Your instructions: Please print every record below exactly as it appears.
++++++++++
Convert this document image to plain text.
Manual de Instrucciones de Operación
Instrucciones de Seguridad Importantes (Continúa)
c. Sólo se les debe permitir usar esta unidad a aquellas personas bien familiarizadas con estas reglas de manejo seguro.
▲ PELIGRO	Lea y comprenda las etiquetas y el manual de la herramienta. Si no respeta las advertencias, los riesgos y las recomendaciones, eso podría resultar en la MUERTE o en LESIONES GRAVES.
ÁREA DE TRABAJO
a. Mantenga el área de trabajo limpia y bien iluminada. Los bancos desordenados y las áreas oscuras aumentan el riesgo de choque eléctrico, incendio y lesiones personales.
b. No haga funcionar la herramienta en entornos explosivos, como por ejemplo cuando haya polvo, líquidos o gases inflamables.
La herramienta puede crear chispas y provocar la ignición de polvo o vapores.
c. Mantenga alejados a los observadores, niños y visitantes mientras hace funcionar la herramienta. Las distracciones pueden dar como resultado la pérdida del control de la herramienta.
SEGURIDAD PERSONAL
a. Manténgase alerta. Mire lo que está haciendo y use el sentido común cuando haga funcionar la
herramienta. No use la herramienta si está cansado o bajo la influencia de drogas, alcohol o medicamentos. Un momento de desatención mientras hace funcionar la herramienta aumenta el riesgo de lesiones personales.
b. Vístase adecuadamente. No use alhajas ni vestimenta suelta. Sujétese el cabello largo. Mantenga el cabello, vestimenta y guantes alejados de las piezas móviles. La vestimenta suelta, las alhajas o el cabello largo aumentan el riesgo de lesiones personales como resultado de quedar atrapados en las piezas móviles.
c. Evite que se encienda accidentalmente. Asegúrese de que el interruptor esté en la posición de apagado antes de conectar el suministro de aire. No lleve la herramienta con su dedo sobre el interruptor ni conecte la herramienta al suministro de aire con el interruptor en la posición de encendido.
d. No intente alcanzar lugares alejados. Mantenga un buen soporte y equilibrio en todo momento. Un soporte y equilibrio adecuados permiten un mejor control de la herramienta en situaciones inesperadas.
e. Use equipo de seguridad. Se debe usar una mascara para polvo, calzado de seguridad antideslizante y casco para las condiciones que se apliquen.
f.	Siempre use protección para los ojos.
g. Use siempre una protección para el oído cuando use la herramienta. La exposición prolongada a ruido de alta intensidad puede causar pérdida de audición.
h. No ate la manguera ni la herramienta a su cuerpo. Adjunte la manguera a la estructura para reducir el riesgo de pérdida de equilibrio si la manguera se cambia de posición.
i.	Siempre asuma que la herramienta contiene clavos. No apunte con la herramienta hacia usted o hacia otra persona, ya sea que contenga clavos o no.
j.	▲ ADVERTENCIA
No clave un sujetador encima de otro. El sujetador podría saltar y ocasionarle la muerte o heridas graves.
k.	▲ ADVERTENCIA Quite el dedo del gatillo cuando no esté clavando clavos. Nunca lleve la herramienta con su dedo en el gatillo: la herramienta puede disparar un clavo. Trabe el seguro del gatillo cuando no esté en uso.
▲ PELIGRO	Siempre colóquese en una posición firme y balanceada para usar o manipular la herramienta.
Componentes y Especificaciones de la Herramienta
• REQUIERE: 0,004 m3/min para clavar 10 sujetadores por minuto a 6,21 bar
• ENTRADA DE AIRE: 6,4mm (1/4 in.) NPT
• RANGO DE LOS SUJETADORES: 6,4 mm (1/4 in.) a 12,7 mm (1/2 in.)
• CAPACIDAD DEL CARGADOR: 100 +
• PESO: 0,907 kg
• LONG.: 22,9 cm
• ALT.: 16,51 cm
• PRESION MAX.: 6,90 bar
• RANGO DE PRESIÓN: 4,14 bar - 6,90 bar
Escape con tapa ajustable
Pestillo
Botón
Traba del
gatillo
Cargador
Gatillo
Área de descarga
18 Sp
++++++++++
Final result:
Convert this document image to plain text.
Manual de Instrucciones de Operación
Instrucciones de Seguridad Importantes (Continúa)
c. Sólo se les debe permitir usar esta unidad a aquellas personas bien familiarizadas con estas reglas de manejo seguro.
▲ PELIGRO	Lea y comprenda las etiquetas y el manual de la herramienta. Si no respeta las advertencias, los riesgos y las recomendaciones, eso podría resultar en la MUERTE o en LESIONES GRAVES.
ÁREA DE TRABAJO
a. Mantenga el área de trabajo limpia y bien iluminada. Los bancos desordenados y las áreas oscuras aumentan el riesgo de choque eléctrico, incendio y lesiones personales.
b. No haga funcionar la herramienta en entornos explosivos, como por ejemplo cuando haya polvo, líquidos o gases inflamables.
La herramienta puede crear chispas y provocar la ignición de polvo o vapores.
c. Mantenga alejados a los observadores, niños y visitantes mientras hace funcionar la herramienta. Las distracciones pueden dar como resultado la pérdida del control de la herramienta.
SEGURIDAD PERSONAL
a. Manténgase alerta. Mire lo que está haciendo y use el sentido común cuando haga funcionar la
herramienta. No use la herramienta si está cansado o bajo la influencia de drogas, alcohol o medicamentos. Un momento de desatención mientras hace funcionar la herramienta aumenta el riesgo de lesiones personales.
b. Vístase adecuadamente. No use alhajas ni vestimenta suelta. Sujétese el cabello largo. Mantenga el cabello, vestimenta y guantes alejados de las piezas móviles. La vestimenta suelta, las alhajas o el cabello largo aumentan el riesgo de lesiones personales como resultado de quedar atrapados en las piezas móviles.
c. Evite que se encienda accidentalmente. Asegúrese de que el interruptor esté en la posición de apagado antes de conectar el suministro de aire. No lleve la herramienta con su dedo sobre el interruptor ni conecte la herramienta al suministro de aire con el interruptor en la posición de encendido.
d. No intente alcanzar lugares alejados. Mantenga un buen soporte y equilibrio en todo momento. Un soporte y equilibrio adecuados permiten un mejor control de la herramienta en situaciones inesperadas.
e. Use equipo de seguridad. Se debe usar una mascara para polvo, calzado de seguridad antideslizante y casco para las condiciones que se apliquen.
f.	Siempre use protección para los ojos.
g. Use siempre una protección para el oído cuando use la herramienta. La exposición prolongada a ruido de alta intensidad puede causar pérdida de audición.
h. No ate la manguera ni la herramienta a su cuerpo. Adjunte la manguera a la estructura para reducir el riesgo de pérdida de equilibrio si la manguera se cambia de posición.
i.	Siempre asuma que la herramienta contiene clavos. No apunte con la herramienta hacia usted o hacia otra persona, ya sea que contenga clavos o no.
j.	▲ ADVERTENCIA
No clave un sujetador encima de otro. El sujetador podría saltar y ocasionarle la muerte o heridas graves.
k.	▲ ADVERTENCIA Quite el dedo del gatillo cuando no esté clavando clavos. Nunca lleve la herramienta con su dedo en el gatillo: la herramienta puede disparar un clavo. Trabe el seguro del gatillo cuando no esté en uso.
▲ PELIGRO	Siempre colóquese en una posición firme y balanceada para usar o manipular la herramienta.
Componentes y Especificaciones de la Herramienta
• REQUIERE: 0,004 m3/min para clavar 10 sujetadores por minuto a 6,21 bar
• ENTRADA DE AIRE: 6,4mm (1/4 in.) NPT
• RANGO DE LOS SUJETADORES: 6,4 mm (1/4 in.) a 12,7 mm (1/2 in.)
• CAPACIDAD DEL CARGADOR: 100 +
• PESO: 0,907 kg
• LONG.: 22,9 cm
• ALT.: 16,51 cm
• PRESION MAX.: 6,90 bar
• RANGO DE PRESIÓN: 4,14 bar - 6,90 bar
Escape con tapa ajustable
Pestillo
Botón
Traba del
gatillo
Cargador
Gatillo
Área de descarga
18 Sp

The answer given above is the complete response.